··· DATA ENTRIES
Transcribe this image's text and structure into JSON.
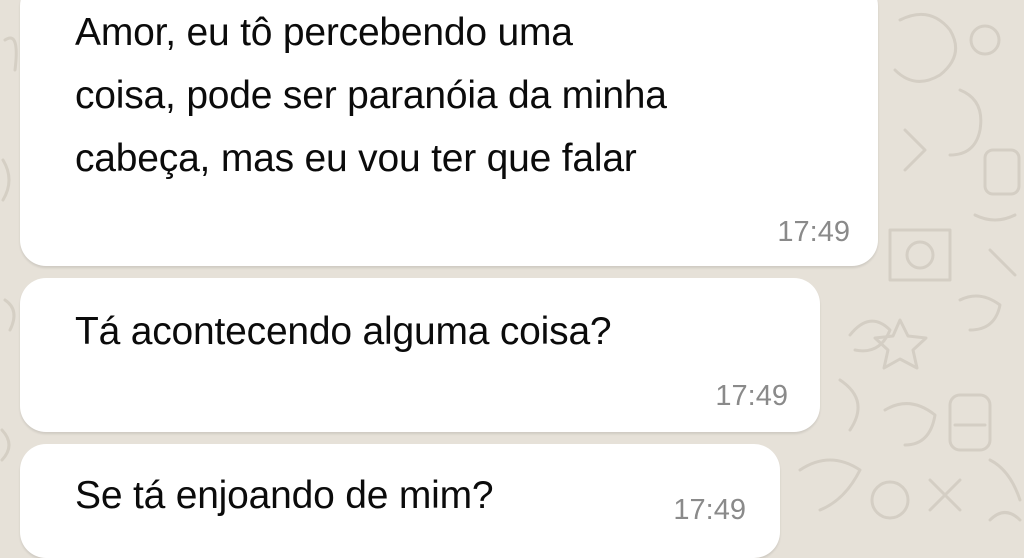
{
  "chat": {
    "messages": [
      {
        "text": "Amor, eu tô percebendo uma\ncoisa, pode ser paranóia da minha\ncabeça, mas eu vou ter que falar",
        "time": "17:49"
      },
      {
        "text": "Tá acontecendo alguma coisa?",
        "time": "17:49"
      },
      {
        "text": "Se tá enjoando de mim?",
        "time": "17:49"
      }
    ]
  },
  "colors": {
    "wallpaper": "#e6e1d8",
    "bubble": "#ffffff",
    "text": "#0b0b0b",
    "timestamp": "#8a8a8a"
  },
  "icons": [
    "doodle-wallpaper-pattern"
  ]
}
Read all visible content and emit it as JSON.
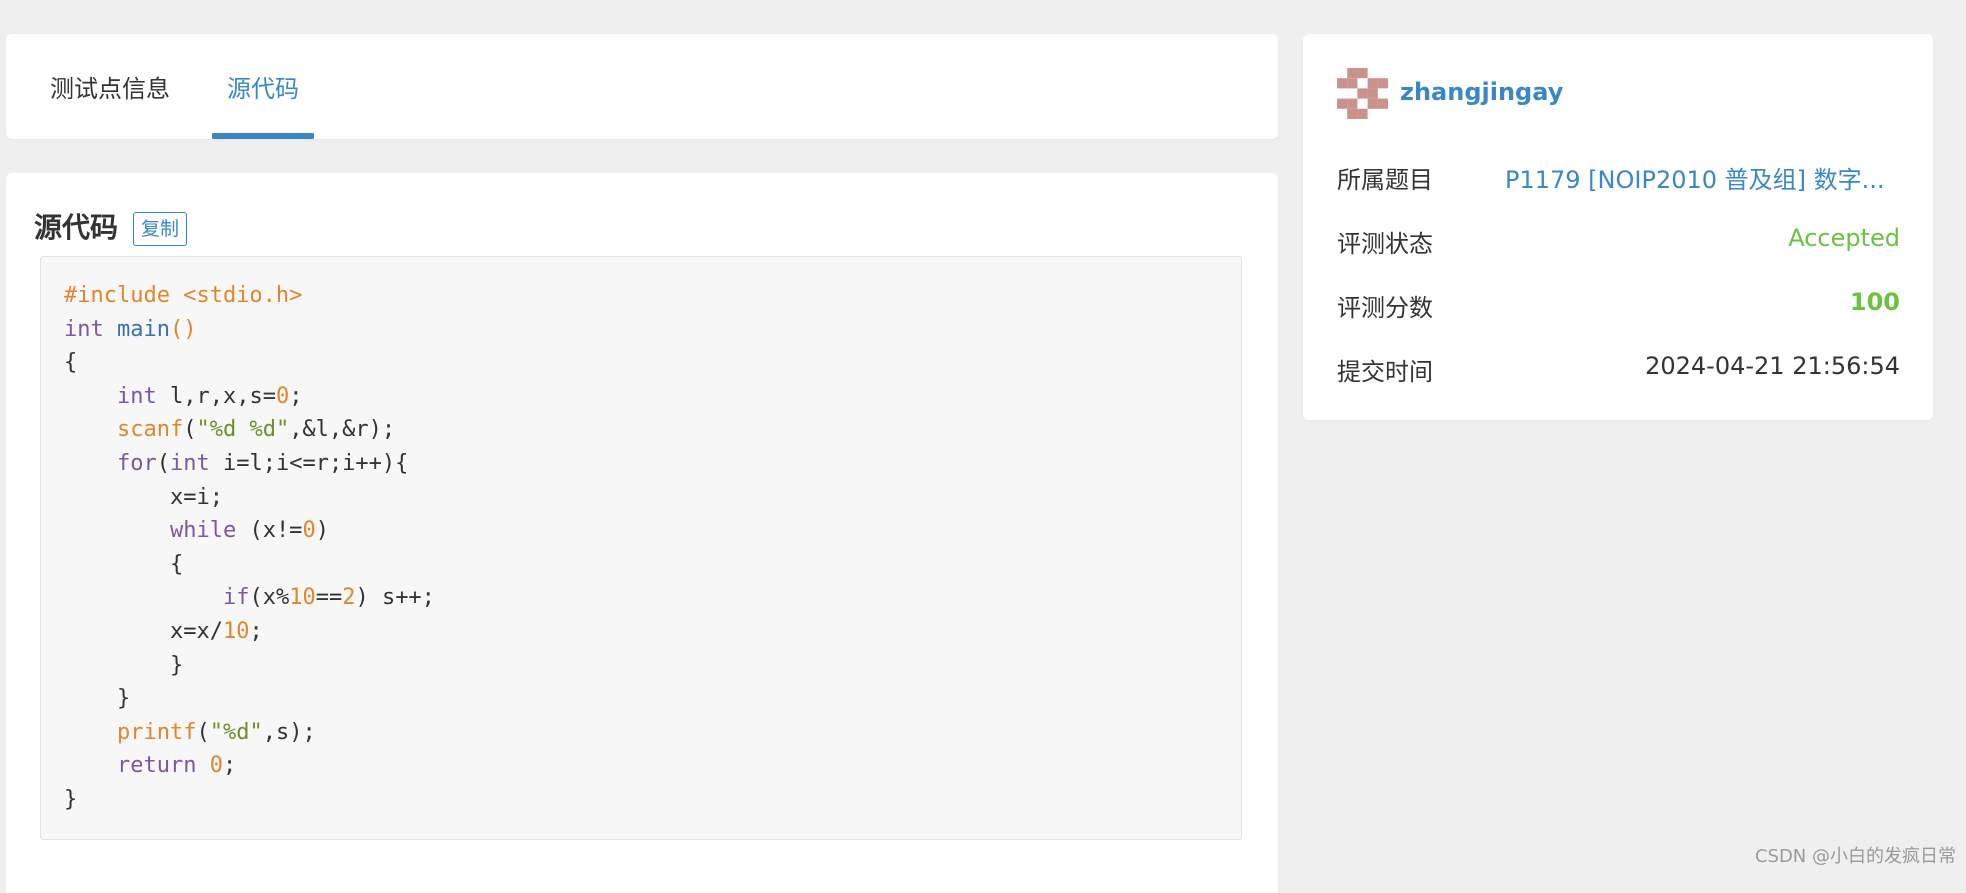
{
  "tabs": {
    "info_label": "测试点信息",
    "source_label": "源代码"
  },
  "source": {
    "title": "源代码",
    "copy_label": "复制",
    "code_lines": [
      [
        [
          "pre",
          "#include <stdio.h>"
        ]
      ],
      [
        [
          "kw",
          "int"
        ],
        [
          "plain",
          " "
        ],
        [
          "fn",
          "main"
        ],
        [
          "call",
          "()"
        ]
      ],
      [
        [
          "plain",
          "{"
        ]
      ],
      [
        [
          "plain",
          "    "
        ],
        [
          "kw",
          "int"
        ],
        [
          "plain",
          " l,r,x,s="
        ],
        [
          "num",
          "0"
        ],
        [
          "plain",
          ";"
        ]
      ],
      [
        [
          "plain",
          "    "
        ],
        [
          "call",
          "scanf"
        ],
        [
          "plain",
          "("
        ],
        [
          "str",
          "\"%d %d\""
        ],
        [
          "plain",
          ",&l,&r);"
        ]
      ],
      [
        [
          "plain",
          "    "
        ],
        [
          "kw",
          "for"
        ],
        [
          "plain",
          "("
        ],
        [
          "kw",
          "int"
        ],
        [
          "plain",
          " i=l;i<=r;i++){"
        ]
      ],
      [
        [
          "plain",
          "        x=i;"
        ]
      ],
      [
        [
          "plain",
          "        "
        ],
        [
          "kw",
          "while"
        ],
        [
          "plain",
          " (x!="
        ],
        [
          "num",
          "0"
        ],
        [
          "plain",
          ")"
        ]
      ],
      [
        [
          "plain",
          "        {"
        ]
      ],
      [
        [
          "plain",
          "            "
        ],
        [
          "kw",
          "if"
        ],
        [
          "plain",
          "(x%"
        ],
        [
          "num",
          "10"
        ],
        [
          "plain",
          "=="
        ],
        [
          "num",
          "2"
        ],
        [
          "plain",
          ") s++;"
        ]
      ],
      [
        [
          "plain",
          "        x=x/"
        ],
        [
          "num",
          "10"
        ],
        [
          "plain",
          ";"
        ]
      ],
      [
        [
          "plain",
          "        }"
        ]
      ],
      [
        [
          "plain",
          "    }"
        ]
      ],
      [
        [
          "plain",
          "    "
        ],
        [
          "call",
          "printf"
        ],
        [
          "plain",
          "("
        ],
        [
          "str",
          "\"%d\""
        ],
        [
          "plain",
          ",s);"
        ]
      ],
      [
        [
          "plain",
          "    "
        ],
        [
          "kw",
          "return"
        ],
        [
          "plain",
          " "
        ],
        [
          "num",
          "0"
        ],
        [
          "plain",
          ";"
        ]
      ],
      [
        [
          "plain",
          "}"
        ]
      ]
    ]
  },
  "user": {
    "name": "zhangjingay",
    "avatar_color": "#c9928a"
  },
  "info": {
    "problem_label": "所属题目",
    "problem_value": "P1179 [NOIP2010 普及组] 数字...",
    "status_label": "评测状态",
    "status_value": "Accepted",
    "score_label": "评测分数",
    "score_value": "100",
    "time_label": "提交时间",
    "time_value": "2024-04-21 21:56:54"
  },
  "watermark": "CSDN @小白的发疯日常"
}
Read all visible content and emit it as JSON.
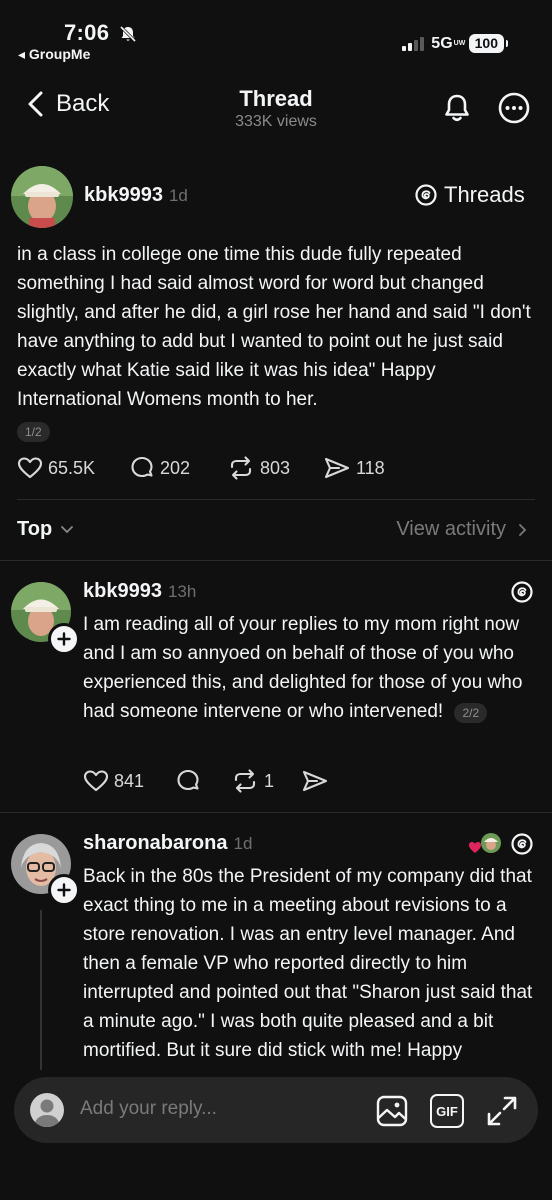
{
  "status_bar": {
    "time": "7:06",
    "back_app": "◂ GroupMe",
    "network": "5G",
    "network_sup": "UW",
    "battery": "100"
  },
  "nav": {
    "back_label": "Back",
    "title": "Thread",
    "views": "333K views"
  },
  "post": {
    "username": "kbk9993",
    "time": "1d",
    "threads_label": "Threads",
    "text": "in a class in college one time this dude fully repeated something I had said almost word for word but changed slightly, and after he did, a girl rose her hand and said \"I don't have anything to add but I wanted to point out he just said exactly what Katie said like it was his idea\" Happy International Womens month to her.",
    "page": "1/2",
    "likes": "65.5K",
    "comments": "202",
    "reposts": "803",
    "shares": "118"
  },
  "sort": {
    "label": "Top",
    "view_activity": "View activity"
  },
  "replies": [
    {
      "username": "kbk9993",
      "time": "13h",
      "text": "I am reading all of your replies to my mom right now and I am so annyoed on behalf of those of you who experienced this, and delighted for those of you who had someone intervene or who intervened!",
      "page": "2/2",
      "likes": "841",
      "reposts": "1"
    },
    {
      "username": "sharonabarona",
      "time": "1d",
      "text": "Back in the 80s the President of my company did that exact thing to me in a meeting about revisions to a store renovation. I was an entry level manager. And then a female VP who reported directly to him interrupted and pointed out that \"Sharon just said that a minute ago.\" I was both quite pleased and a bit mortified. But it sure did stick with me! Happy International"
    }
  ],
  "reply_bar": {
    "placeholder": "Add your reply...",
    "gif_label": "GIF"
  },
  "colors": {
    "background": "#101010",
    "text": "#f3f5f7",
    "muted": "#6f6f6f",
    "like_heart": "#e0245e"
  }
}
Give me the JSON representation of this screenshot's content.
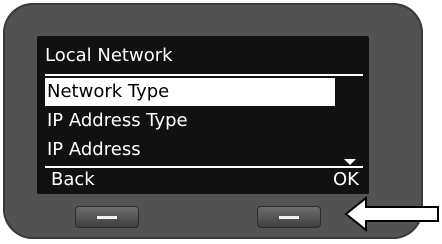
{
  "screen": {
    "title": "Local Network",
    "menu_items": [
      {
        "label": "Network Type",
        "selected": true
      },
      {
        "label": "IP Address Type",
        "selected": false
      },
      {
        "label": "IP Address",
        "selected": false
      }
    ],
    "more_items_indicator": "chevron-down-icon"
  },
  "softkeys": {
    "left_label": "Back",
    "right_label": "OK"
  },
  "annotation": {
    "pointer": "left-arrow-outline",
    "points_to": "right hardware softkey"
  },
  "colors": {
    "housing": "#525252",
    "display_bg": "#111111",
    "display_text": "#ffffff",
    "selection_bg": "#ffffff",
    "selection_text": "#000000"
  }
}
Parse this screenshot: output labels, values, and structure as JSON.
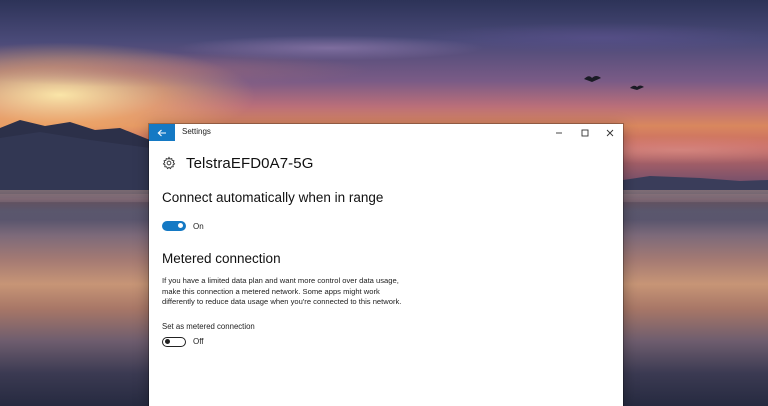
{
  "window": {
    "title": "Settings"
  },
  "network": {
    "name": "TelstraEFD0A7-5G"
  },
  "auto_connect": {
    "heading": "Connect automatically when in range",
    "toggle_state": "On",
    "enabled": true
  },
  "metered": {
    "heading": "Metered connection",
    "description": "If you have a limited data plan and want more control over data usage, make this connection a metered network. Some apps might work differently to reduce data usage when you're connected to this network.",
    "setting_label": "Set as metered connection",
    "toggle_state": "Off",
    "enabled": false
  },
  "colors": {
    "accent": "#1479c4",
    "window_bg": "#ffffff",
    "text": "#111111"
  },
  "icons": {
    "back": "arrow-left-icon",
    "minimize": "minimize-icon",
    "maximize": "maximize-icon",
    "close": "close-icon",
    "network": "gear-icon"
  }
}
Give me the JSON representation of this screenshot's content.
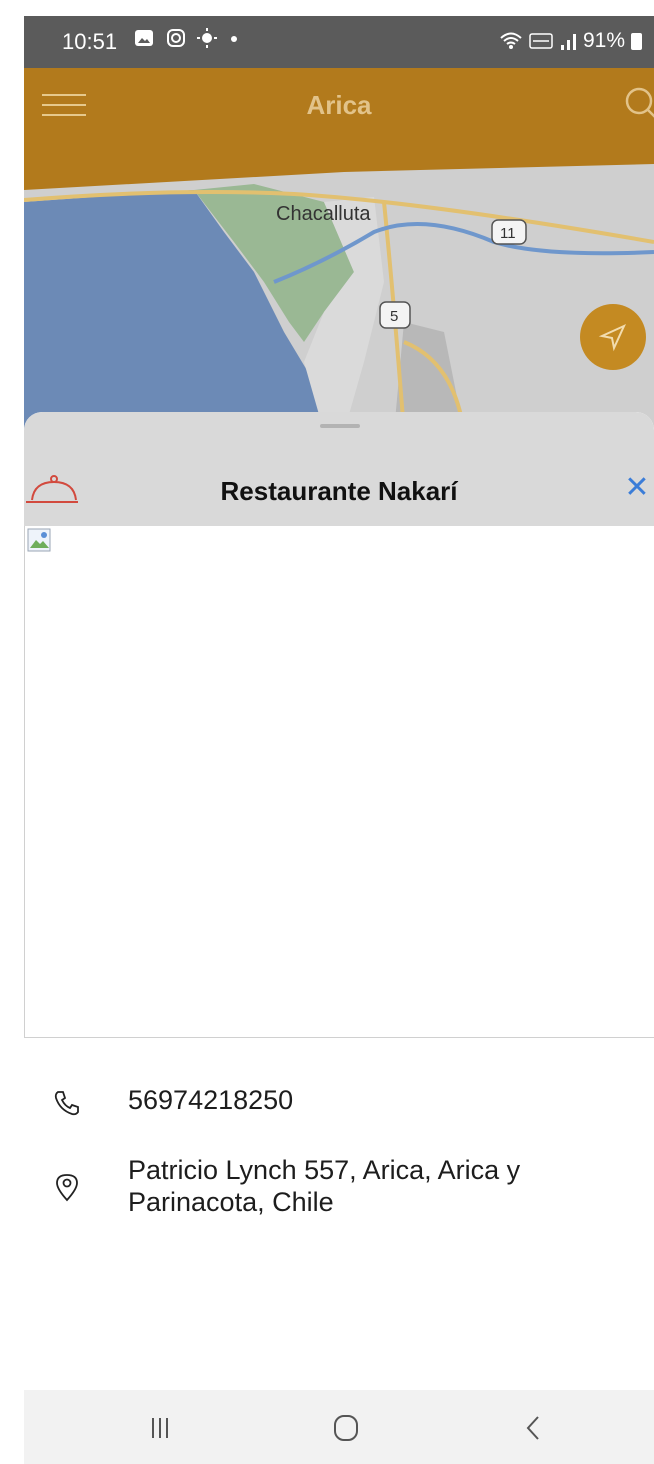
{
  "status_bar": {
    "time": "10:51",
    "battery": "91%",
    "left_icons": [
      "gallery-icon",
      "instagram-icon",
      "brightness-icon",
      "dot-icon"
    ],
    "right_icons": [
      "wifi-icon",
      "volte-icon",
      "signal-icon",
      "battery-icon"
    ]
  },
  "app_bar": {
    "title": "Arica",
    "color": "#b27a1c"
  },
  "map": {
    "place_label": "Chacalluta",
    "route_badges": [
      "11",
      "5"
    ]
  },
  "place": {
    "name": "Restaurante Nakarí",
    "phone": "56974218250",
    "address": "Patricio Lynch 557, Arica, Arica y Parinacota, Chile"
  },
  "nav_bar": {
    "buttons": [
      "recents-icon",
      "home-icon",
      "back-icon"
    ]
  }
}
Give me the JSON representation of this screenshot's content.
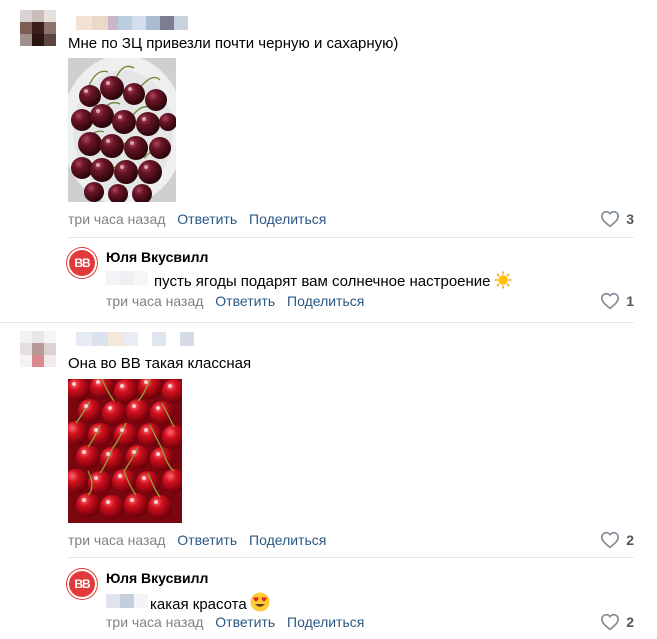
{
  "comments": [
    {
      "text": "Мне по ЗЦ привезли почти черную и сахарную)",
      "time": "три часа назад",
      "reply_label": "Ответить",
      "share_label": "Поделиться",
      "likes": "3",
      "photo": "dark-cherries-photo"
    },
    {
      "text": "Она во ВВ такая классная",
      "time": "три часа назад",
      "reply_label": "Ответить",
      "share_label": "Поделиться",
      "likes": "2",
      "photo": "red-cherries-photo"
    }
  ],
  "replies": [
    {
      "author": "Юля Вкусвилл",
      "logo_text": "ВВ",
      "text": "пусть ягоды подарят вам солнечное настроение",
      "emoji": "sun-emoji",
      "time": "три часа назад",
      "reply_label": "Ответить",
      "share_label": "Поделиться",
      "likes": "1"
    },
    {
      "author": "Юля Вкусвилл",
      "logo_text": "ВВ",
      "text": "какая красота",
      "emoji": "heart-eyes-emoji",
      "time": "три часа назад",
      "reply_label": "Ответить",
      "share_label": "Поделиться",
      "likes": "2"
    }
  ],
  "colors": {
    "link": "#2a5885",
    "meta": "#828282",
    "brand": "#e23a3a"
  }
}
······
◆ GIVEN EXERCISE:
Where a line contains "your", copy that line.

◆ RESULT OF THE TASK:
      "text": "I am reading all of your replies to my mom right now and I am so annyoed on behalf of those of you who experienced this, and delighted for those of you who had someone intervene or who intervened!",
    "placeholder": "Add your reply...",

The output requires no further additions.